Saved data entries
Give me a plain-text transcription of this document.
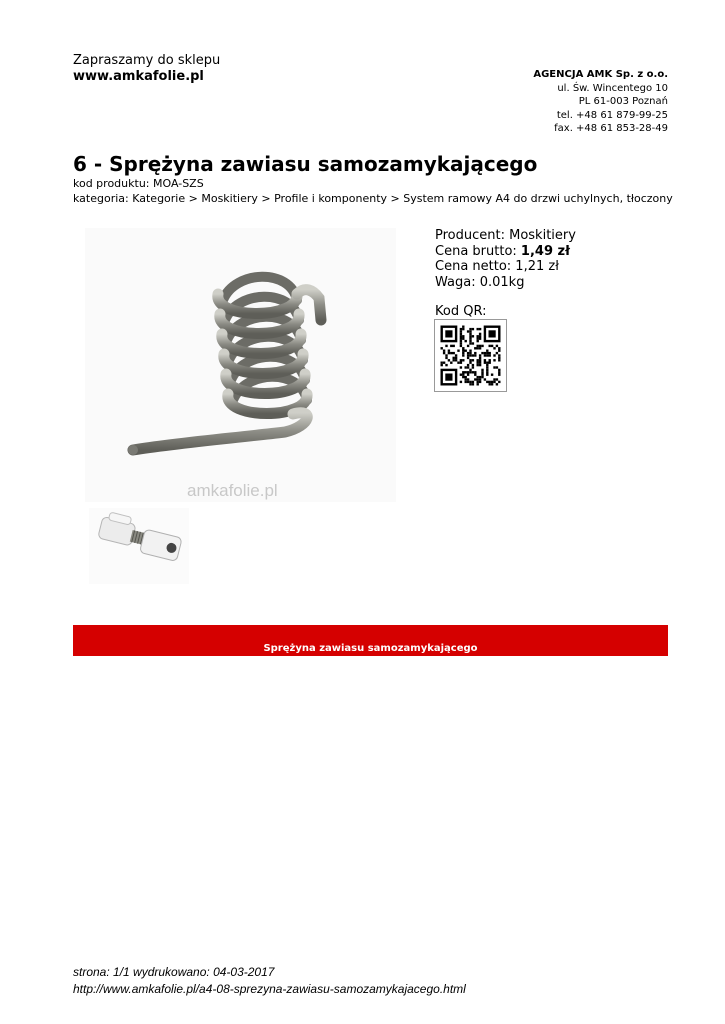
Zapraszamy do sklepu
www.amkafolie.pl	AGENCJA AMK Sp. z o.o.
ul. Św. Wincentego 10
PL 61-003 Poznań
tel. +48 61 879-99-25
fax. +48 61 853-28-49
6 - Sprężyna zawiasu samozamykającego
kod produktu: MOA-SZS
kategoria: Kategorie > Moskitiery > Profile i komponenty > System ramowy A4 do drzwi uchylnych, tłoczony
amkafolie.pl
Producent: Moskitiery
Cena brutto: 1,49 zł
Cena netto: 1,21 zł
Waga: 0.01kg
Kod QR:
Sprężyna zawiasu samozamykającego
strona: 1/1 wydrukowano: 04-03-2017
http://www.amkafolie.pl/a4-08-sprezyna-zawiasu-samozamykajacego.html
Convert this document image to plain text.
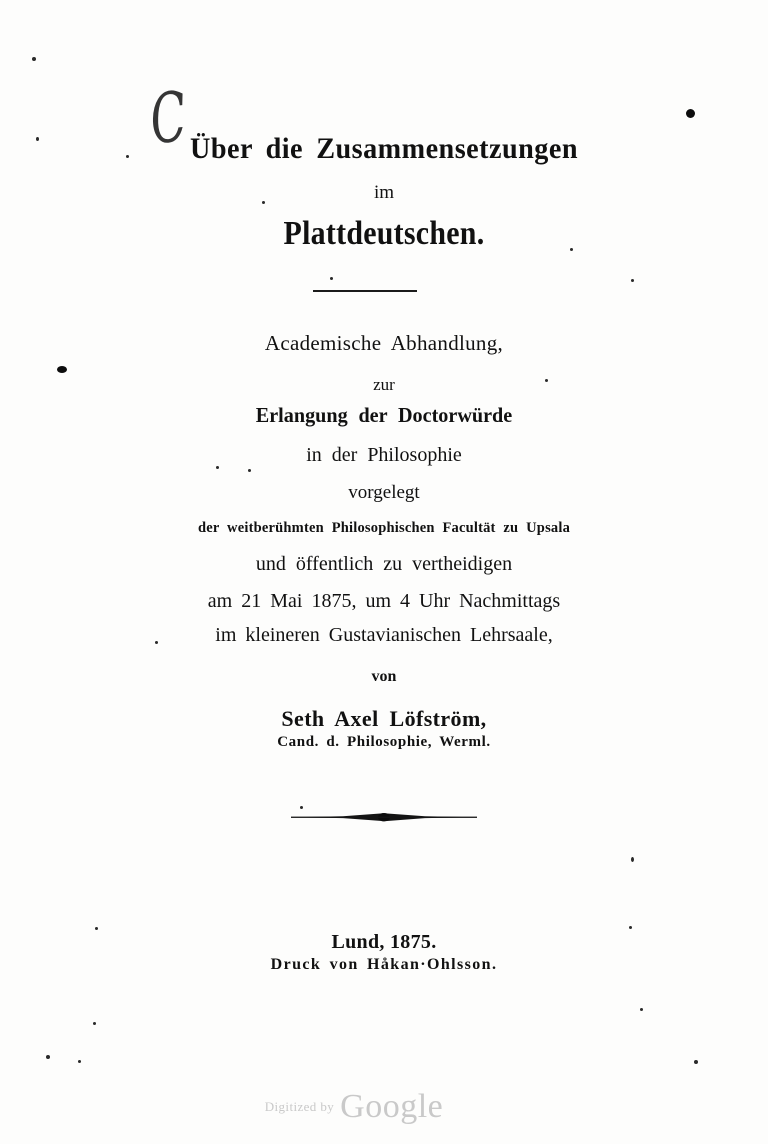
C Über die Zusammensetzungen
im
Plattdeutschen.
Academische Abhandlung,
zur
Erlangung der Doctorwürde
in der Philosophie
vorgelegt
der weitberühmten Philosophischen Facultät zu Upsala
und öffentlich zu vertheidigen
am 21 Mai 1875, um 4 Uhr Nachmittags
im kleineren Gustavianischen Lehrsaale,
von
Seth Axel Löfström,
Cand. d. Philosophie, Werml.
Lund, 1875.
Druck von Håkan·Ohlsson.
$^{Digitized by}$ Google
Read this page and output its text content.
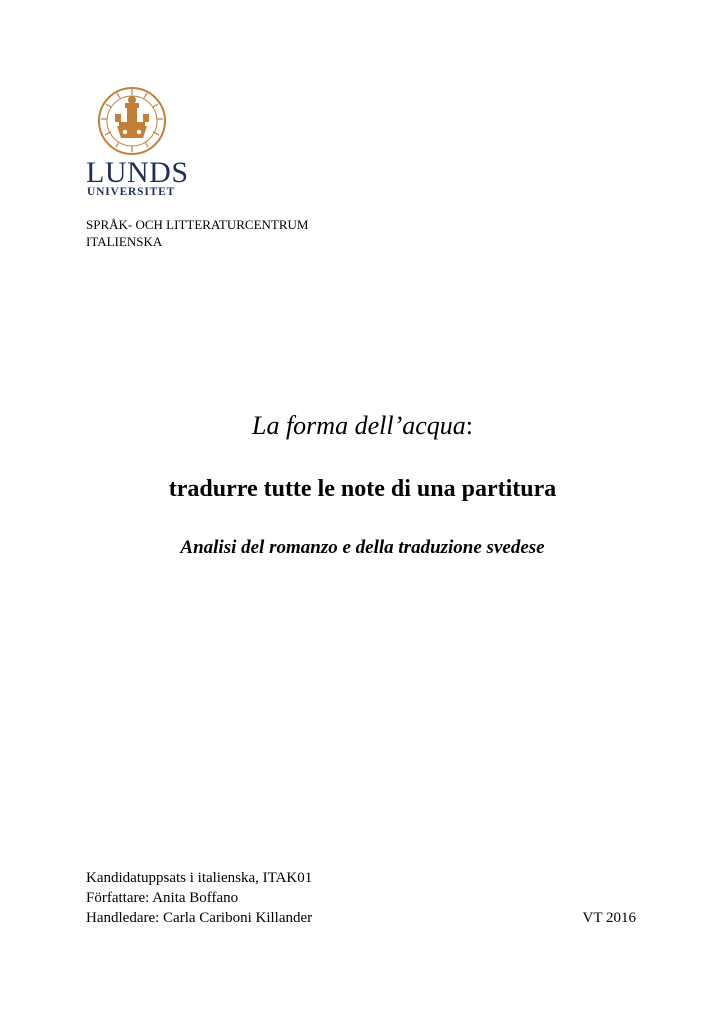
LUNDS
UNIVERSITET
SPRÅK- OCH LITTERATURCENTRUM
ITALIENSKA
La forma dell’acqua:
tradurre tutte le note di una partitura
Analisi del romanzo e della traduzione svedese
Kandidatuppsats i italienska, ITAK01
Författare: Anita Boffano
Handledare: Carla Cariboni Killander	VT 2016
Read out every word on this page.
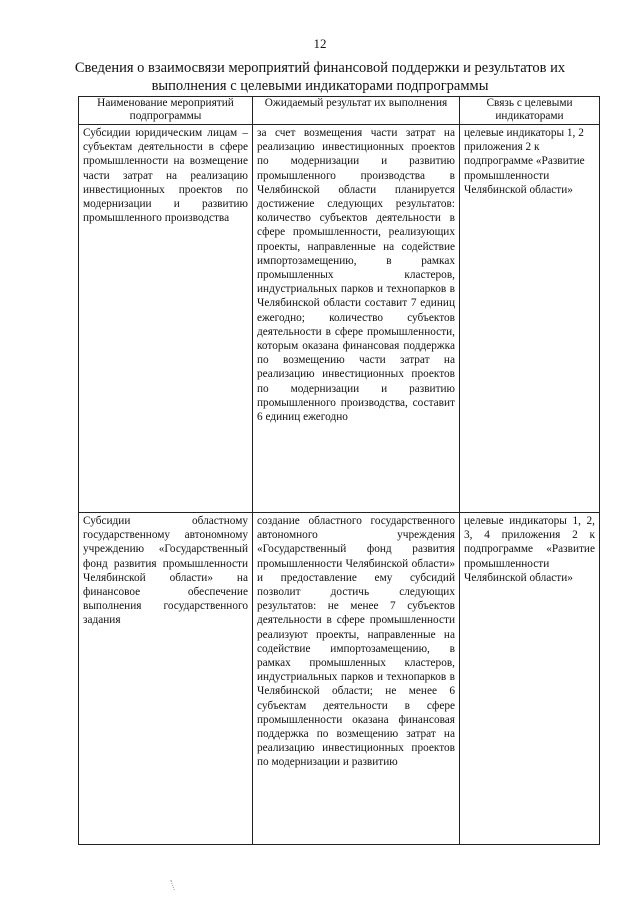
12
Сведения о взаимосвязи мероприятий финансовой поддержки и результатов их выполнения с целевыми индикаторами подпрограммы
Наименование мероприятий подпрограммы	Ожидаемый результат их выполнения	Связь с целевыми индикаторами
Субсидии юридическим лицам – субъектам деятельности в сфере промышленности на возмещение части затрат на реализацию инвестиционных проектов по модернизации и развитию промышленного производства	за счет возмещения части затрат на реализацию инвестиционных проектов по модернизации и развитию промышленного производства в Челябинской области планируется достижение следующих результатов: количество субъектов деятельности в сфере промышленности, реализующих проекты, направленные на содействие импортозамещению, в рамках промышленных кластеров, индустриальных парков и технопарков в Челябинской области составит 7 единиц ежегодно; количество субъектов деятельности в сфере промышленности, которым оказана финансовая поддержка по возмещению части затрат на реализацию инвестиционных проектов по модернизации и развитию промышленного производства, составит 6 единиц ежегодно	целевые индикаторы 1, 2 приложения 2 к подпрограмме «Развитие промышленности Челябинской области»
Субсидии областному государственному автономному учреждению «Государственный фонд развития промышленности Челябинской области» на финансовое обеспечение выполнения государственного задания	создание областного государственного автономного учреждения «Государственный фонд развития промышленности Челябинской области» и предоставление ему субсидий позволит достичь следующих результатов: не менее 7 субъектов деятельности в сфере промышленности реализуют проекты, направленные на содействие импортозамещению, в рамках промышленных кластеров, индустриальных парков и технопарков в Челябинской области; не менее 6 субъектам деятельности в сфере промышленности оказана финансовая поддержка по возмещению затрат на реализацию инвестиционных проектов по модернизации и развитию	целевые индикаторы 1, 2, 3, 4 приложения 2 к подпрограмме «Развитие промышленности Челябинской области»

AIM
Using the records above, retype everything exactly except the pictures.

TASK RESPONSE
Give me a plain-text transcription of this document.
Zapraszamy do sklepu
www.amkafolie.pl	AGENCJA AMK Sp. z o.o.
ul. Św. Wincentego 10
PL 61-003 Poznań
tel. +48 61 879-99-25
fax. +48 61 853-28-49
6 - Sprężyna zawiasu samozamykającego
kod produktu: MOA-SZS
kategoria: Kategorie > Moskitiery > Profile i komponenty > System ramowy A4 do drzwi uchylnych, tłoczony
amkafolie.pl
Producent: Moskitiery
Cena brutto: 1,49 zł
Cena netto: 1,21 zł
Waga: 0.01kg
Kod QR:
Sprężyna zawiasu samozamykającego
strona: 1/1 wydrukowano: 04-03-2017
http://www.amkafolie.pl/a4-08-sprezyna-zawiasu-samozamykajacego.html
Convert this document image to plain text.
C Über die Zusammensetzungen
im
Plattdeutschen.
Academische Abhandlung,
zur
Erlangung der Doctorwürde
in der Philosophie
vorgelegt
der weitberühmten Philosophischen Facultät zu Upsala
und öffentlich zu vertheidigen
am 21 Mai 1875, um 4 Uhr Nachmittags
im kleineren Gustavianischen Lehrsaale,
von
Seth Axel Löfström,
Cand. d. Philosophie, Werml.
Lund, 1875.
Druck von Håkan·Ohlsson.
$^{Digitized by}$ Google
Read this page and output its text content.
LUNDS
UNIVERSITET
SPRÅK- OCH LITTERATURCENTRUM
ITALIENSKA
La forma dell’acqua:
tradurre tutte le note di una partitura
Analisi del romanzo e della traduzione svedese
Kandidatuppsats i italienska, ITAK01
Författare: Anita Boffano
Handledare: Carla Cariboni Killander	VT 2016
Read out every word on this page.
12
Сведения о взаимосвязи мероприятий финансовой поддержки и результатов их выполнения с целевыми индикаторами подпрограммы
Наименование мероприятий подпрограммы	Ожидаемый результат их выполнения	Связь с целевыми индикаторами
Субсидии юридическим лицам – субъектам деятельности в сфере промышленности на возмещение части затрат на реализацию инвестиционных проектов по модернизации и развитию промышленного производства	за счет возмещения части затрат на реализацию инвестиционных проектов по модернизации и развитию промышленного производства в Челябинской области планируется достижение следующих результатов: количество субъектов деятельности в сфере промышленности, реализующих проекты, направленные на содействие импортозамещению, в рамках промышленных кластеров, индустриальных парков и технопарков в Челябинской области составит 7 единиц ежегодно; количество субъектов деятельности в сфере промышленности, которым оказана финансовая поддержка по возмещению части затрат на реализацию инвестиционных проектов по модернизации и развитию промышленного производства, составит 6 единиц ежегодно	целевые индикаторы 1, 2 приложения 2 к подпрограмме «Развитие промышленности Челябинской области»
Субсидии областному государственному автономному учреждению «Государственный фонд развития промышленности Челябинской области» на финансовое обеспечение выполнения государственного задания	создание областного государственного автономного учреждения «Государственный фонд развития промышленности Челябинской области» и предоставление ему субсидий позволит достичь следующих результатов: не менее 7 субъектов деятельности в сфере промышленности реализуют проекты, направленные на содействие импортозамещению, в рамках промышленных кластеров, индустриальных парков и технопарков в Челябинской области; не менее 6 субъектам деятельности в сфере промышленности оказана финансовая поддержка по возмещению затрат на реализацию инвестиционных проектов по модернизации и развитию	целевые индикаторы 1, 2, 3, 4 приложения 2 к подпрограмме «Развитие промышленности Челябинской области»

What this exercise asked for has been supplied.